[Job]: Extract, from the listing that follows, each line containing the word "page".

— begin Records —

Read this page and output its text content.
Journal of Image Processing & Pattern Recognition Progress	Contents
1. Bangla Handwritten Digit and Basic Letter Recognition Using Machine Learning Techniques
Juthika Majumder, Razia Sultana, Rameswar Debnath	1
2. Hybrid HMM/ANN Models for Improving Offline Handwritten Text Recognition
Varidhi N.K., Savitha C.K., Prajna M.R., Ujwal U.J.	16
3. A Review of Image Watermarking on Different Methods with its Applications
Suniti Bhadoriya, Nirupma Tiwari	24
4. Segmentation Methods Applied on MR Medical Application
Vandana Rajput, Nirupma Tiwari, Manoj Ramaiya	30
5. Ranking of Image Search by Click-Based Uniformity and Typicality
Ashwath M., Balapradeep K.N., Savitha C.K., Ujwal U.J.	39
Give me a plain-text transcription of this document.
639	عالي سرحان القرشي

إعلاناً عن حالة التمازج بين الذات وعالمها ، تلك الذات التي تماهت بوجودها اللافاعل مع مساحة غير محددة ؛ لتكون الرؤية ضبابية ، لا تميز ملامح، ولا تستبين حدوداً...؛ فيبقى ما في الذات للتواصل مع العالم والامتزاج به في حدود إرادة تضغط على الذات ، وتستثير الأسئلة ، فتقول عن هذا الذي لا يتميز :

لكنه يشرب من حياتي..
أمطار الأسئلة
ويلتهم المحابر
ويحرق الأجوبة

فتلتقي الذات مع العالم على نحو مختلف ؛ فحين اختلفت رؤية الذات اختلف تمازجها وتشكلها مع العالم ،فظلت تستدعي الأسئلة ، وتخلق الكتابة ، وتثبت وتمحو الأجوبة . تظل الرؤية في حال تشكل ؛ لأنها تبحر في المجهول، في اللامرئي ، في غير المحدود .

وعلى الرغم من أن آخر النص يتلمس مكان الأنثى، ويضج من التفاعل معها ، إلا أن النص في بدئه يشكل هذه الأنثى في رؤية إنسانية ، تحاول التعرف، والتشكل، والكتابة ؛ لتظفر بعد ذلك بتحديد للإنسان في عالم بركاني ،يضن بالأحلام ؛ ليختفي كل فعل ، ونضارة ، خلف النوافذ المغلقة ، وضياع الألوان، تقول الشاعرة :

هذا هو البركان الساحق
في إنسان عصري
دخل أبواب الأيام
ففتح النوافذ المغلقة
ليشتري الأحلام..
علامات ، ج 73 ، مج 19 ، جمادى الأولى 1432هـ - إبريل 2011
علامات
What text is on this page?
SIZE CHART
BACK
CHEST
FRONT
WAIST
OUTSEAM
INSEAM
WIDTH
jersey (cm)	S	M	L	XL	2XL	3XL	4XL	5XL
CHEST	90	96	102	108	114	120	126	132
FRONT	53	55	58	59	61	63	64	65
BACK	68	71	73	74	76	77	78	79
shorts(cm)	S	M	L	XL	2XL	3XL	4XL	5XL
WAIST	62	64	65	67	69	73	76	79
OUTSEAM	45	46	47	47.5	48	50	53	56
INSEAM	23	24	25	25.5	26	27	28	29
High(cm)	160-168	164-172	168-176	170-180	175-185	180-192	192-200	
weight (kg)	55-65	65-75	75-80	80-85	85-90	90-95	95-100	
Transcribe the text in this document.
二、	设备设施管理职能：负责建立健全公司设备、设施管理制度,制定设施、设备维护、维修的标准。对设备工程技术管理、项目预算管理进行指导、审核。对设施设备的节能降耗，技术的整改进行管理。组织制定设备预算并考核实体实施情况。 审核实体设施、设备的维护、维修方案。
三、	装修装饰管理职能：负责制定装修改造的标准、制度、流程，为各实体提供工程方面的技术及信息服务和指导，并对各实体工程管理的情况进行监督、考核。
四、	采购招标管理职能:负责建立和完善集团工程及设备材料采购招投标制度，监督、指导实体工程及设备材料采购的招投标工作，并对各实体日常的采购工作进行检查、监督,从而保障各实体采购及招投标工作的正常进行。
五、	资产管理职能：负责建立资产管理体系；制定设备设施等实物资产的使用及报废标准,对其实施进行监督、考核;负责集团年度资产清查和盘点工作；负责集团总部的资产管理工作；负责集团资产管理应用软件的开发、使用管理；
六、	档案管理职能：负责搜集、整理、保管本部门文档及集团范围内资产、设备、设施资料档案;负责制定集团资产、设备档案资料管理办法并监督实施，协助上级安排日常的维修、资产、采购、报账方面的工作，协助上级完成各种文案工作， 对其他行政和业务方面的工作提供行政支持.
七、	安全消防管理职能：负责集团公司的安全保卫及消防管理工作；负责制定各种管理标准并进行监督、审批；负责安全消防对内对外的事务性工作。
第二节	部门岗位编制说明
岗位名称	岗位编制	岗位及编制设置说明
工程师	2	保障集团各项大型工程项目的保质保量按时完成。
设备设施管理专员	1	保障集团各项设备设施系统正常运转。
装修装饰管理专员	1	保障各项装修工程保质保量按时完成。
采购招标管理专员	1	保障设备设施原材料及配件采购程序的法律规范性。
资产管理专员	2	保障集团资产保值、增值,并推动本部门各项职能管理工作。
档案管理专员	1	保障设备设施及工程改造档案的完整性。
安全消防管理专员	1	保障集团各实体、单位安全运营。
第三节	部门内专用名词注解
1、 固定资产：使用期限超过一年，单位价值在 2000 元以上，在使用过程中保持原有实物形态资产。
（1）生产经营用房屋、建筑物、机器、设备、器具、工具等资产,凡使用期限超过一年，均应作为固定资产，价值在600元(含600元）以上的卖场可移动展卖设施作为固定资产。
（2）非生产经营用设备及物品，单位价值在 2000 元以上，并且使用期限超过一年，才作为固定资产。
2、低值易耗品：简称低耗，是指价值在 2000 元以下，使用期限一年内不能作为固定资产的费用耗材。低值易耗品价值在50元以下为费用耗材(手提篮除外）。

— end Records —

[Result of the task]:
Read this page and output its text content.
What text is on this page?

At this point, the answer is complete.